# DOCUMENT SECTION
▶

Ever wanted to start your own sex blog? I don’t blame you – it’s really fun. Every now and then people email me and ask how to start one, so in lieu of a guest blog this week (I’m behind on guest blog editing, really sorry – if you’ve sent me one bear with me and I’ll get back to you asap!) I thought I’d put my top tips for starting a sex blog in one handy place. So without further ado, here are some frequently asked questions about starting a sex blog, along with my answers and advice.
If you have any more questions, stick ’em in the comments and I’ll try and add to this when new things come up.
UPDATE 2018: The absolute best way to learn about sex blogging is to come and hang out with sex bloggers. We’re a shy bunch, though, so it’s hard. But the one guaranteed way to meet us and suck all the wisdom out of our pervy brains is to come along to Eroticon – a 2-day event held in Camden on March 17th/18th 2018. This was the conference that helped take me from hobbyist sex blogger to full-time peddler of filth. Meanwhile, below are my top tips on starting a sex blog.
How many posts should I start with?
This is totally up to you, but I’d say begin with at least three posts (ideally five or more) when you go live. This is for a couple of reasons, but the primary reason being you don’t want to launch your blog with one post that says ‘hey I might write some stuff here’ – have a few, showing the range of stuff you want to talk about. That way people get a feel for your blog. If your first post is about pegging you’ll gather an immediate following of pegging enthusiasts, who might be disappointed if this is the only time you write about it, so show a range of some kind. You can see the first posts I ever wrote here, which leads me neatly on to point 2…
Don’t expect to be awesome
I’m not awesome, and I have never really thought I am. But what I do know is that I’m a better blogger now than I was when I first started in 2011. Never perfect, often haphazard and incompetent, but I have more of a feel for what people want to hear and what I actually want to say.
How do I do domains, hosting, all the techy stuff?

◀

# WHAT THIS TASK INVOLVES
Copy the blog post between "UPDATE 2018: The" and "a sex blog.", inclusive, with "gathering" substituted for "conference".

# ENTRIES SHOWN
▶

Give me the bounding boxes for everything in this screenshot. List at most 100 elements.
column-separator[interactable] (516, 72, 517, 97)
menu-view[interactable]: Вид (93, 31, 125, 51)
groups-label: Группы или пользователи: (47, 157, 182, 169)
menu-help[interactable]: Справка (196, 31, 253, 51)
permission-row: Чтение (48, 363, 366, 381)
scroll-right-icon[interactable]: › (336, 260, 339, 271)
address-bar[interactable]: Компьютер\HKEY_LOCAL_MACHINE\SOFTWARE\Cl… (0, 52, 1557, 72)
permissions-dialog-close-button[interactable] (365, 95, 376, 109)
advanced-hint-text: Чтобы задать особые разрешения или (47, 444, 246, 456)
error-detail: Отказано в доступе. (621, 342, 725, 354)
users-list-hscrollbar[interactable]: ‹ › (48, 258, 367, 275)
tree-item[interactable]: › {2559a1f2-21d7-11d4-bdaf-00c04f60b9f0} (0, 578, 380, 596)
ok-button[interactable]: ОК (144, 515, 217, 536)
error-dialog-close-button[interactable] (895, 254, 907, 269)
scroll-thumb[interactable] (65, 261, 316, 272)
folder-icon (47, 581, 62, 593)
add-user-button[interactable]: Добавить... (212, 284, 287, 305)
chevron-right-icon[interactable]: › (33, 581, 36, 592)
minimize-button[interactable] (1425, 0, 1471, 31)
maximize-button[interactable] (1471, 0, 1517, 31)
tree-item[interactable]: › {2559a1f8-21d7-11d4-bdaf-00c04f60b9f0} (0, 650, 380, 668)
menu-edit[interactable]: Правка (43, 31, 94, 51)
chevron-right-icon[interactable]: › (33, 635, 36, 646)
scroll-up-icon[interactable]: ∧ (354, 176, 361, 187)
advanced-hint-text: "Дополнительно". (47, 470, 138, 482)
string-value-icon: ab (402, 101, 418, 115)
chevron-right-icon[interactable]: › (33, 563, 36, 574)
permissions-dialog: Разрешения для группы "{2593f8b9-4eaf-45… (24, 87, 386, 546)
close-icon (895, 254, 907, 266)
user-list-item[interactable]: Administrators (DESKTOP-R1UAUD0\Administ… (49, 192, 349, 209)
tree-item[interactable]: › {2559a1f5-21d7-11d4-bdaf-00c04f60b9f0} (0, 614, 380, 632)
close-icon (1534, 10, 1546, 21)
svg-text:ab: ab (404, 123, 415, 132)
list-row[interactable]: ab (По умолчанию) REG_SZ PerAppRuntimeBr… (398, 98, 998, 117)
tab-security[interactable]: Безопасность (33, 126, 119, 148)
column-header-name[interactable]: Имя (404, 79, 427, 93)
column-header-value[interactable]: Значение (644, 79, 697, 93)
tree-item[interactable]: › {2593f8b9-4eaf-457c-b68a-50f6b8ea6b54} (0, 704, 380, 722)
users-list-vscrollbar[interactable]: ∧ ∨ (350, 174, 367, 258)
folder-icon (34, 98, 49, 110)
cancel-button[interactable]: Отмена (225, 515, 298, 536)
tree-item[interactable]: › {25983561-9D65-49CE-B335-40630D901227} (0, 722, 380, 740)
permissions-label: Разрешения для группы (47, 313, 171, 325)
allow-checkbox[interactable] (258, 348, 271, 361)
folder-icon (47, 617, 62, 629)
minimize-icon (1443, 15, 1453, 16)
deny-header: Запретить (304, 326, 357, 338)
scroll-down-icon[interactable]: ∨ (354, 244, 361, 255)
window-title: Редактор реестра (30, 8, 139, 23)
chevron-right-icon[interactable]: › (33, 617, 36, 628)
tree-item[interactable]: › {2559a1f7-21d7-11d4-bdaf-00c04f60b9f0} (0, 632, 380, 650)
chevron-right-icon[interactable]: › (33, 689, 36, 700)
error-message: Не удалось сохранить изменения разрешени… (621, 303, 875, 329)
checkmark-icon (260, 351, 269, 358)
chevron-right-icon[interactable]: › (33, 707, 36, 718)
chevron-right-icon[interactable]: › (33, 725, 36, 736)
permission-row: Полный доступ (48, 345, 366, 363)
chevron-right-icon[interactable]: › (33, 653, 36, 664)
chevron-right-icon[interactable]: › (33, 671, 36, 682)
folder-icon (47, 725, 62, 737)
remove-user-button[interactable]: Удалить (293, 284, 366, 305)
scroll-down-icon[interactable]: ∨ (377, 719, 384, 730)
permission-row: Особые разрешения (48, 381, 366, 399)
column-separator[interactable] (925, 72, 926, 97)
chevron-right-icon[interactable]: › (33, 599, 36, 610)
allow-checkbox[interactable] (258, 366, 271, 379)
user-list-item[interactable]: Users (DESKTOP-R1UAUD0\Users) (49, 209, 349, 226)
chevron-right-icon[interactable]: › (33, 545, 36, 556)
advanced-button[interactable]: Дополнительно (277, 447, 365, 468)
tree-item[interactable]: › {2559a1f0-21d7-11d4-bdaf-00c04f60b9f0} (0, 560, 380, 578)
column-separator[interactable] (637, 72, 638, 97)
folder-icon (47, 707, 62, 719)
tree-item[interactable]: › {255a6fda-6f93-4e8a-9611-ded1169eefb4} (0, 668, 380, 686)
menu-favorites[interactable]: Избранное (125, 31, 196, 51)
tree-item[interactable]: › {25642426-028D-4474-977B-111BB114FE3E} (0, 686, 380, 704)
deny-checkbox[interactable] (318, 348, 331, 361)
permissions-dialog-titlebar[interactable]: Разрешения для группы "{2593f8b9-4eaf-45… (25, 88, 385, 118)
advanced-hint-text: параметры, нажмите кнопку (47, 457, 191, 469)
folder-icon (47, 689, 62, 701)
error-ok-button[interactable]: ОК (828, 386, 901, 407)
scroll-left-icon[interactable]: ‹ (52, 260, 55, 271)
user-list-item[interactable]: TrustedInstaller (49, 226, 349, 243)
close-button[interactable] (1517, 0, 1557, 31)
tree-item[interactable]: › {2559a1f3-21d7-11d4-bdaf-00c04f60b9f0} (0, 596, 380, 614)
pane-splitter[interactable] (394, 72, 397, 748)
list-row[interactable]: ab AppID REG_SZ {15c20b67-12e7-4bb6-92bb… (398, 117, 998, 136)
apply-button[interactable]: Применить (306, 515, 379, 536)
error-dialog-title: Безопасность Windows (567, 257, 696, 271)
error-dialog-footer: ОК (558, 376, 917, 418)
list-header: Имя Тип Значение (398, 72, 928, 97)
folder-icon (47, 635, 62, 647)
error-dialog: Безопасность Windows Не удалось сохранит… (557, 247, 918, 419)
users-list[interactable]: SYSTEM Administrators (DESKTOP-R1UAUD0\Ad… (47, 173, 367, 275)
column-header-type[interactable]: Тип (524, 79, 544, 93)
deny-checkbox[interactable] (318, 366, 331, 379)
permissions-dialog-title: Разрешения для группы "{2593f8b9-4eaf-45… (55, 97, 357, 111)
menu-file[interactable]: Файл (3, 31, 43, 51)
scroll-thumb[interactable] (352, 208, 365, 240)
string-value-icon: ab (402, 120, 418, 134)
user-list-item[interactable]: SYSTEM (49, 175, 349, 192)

◀

# FULL ANSWER
UPDATE 2018: The absolute best way to learn about sex blogging is to come and hang out with sex bloggers. We’re a shy bunch, though, so it’s hard. But the one guaranteed way to meet us and suck all the wisdom out of our pervy brains is to come along to Eroticon – a 2-day event held in Camden on March 17th/18th 2018. This was the gathering that helped take me from hobbyist sex blogger to full-time peddler of filth. Meanwhile, below are my top tips on starting a sex blog.